**Brief:** Answer with one number: how many lines have "houses".

**Supplied records:**

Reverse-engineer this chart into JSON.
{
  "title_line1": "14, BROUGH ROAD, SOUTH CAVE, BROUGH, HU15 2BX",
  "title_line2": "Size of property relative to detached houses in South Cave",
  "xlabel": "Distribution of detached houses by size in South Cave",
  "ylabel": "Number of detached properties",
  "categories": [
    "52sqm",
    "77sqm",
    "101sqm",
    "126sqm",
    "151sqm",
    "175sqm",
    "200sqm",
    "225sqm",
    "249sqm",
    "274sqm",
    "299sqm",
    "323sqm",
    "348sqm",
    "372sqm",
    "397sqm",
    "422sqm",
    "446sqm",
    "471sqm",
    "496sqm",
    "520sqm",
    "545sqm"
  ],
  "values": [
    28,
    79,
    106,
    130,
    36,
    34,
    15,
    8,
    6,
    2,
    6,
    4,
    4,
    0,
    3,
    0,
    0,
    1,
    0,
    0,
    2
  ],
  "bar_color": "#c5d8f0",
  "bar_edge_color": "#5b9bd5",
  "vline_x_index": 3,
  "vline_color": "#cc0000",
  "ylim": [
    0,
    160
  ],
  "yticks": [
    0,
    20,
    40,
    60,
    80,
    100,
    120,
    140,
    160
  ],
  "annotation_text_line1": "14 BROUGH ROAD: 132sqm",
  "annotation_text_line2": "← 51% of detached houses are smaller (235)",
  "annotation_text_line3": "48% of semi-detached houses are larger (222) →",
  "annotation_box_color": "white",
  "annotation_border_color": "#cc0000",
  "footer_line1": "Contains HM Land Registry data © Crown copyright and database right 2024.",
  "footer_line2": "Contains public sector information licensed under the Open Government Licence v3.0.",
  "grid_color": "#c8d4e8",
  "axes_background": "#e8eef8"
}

**The reply:** 4